## JOB
Copy the data below word for word, leaving out the pictures.

## MATERIAL PROVIDED
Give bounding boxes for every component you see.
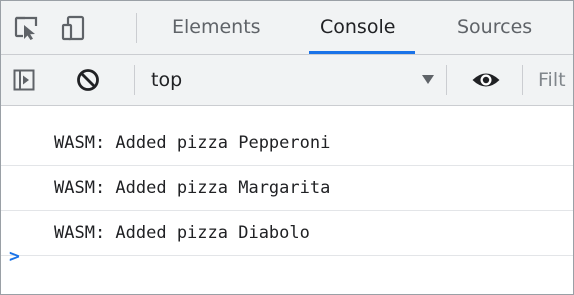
console-message-text: WASM: Added pizza Pepperoni (54, 133, 331, 153)
inspect-element-icon[interactable] (13, 15, 39, 41)
console-message: WASM: Added pizza Margarita (1, 166, 573, 211)
tab-console[interactable]: Console (320, 1, 395, 54)
filter-input[interactable]: Filt (538, 55, 566, 105)
execution-context-selector[interactable]: top (151, 55, 182, 105)
toolbar-divider-3 (522, 65, 523, 95)
devtools-tab-bar: Elements Console Sources (1, 1, 573, 55)
sidebar-toggle-icon[interactable] (13, 69, 35, 91)
console-message: WASM: Added pizza Pepperoni (1, 121, 573, 166)
console-message: WASM: Added pizza Diabolo (1, 211, 573, 256)
active-tab-indicator (309, 51, 415, 54)
console-message-text: WASM: Added pizza Diabolo (54, 223, 310, 243)
eye-icon[interactable] (471, 69, 501, 91)
console-prompt[interactable]: > (9, 246, 20, 268)
toolbar-divider-1 (134, 65, 135, 95)
tab-sources[interactable]: Sources (457, 1, 532, 54)
toolbar-divider-2 (446, 65, 447, 95)
tab-elements[interactable]: Elements (172, 1, 261, 54)
devtools-panel: Elements Console Sources top Filt WASM: … (0, 0, 574, 295)
console-message-text: WASM: Added pizza Margarita (54, 178, 331, 198)
tab-bar-divider (136, 13, 137, 43)
device-toolbar-icon[interactable] (61, 15, 87, 41)
clear-console-icon[interactable] (75, 67, 101, 93)
dropdown-caret-icon[interactable] (422, 75, 434, 84)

## SOLUTION TO THIS EXERCISE
Give bounding boxes for every component you see.
console-message-text: WASM: Added pizza Pepperoni (54, 133, 331, 153)
inspect-element-icon[interactable] (13, 15, 39, 41)
console-message: WASM: Added pizza Margarita (1, 166, 573, 211)
tab-console[interactable]: Console (320, 1, 395, 54)
filter-input[interactable]: Filt (538, 55, 566, 105)
execution-context-selector[interactable]: top (151, 55, 182, 105)
toolbar-divider-3 (522, 65, 523, 95)
devtools-tab-bar: Elements Console Sources (1, 1, 573, 55)
sidebar-toggle-icon[interactable] (13, 69, 35, 91)
console-message: WASM: Added pizza Pepperoni (1, 121, 573, 166)
console-message: WASM: Added pizza Diabolo (1, 211, 573, 256)
active-tab-indicator (309, 51, 415, 54)
console-message-text: WASM: Added pizza Diabolo (54, 223, 310, 243)
eye-icon[interactable] (471, 69, 501, 91)
console-prompt[interactable]: > (9, 246, 20, 268)
toolbar-divider-1 (134, 65, 135, 95)
tab-sources[interactable]: Sources (457, 1, 532, 54)
toolbar-divider-2 (446, 65, 447, 95)
tab-elements[interactable]: Elements (172, 1, 261, 54)
devtools-panel: Elements Console Sources top Filt WASM: … (0, 0, 574, 295)
console-message-text: WASM: Added pizza Margarita (54, 178, 331, 198)
tab-bar-divider (136, 13, 137, 43)
device-toolbar-icon[interactable] (61, 15, 87, 41)
clear-console-icon[interactable] (75, 67, 101, 93)
dropdown-caret-icon[interactable] (422, 75, 434, 84)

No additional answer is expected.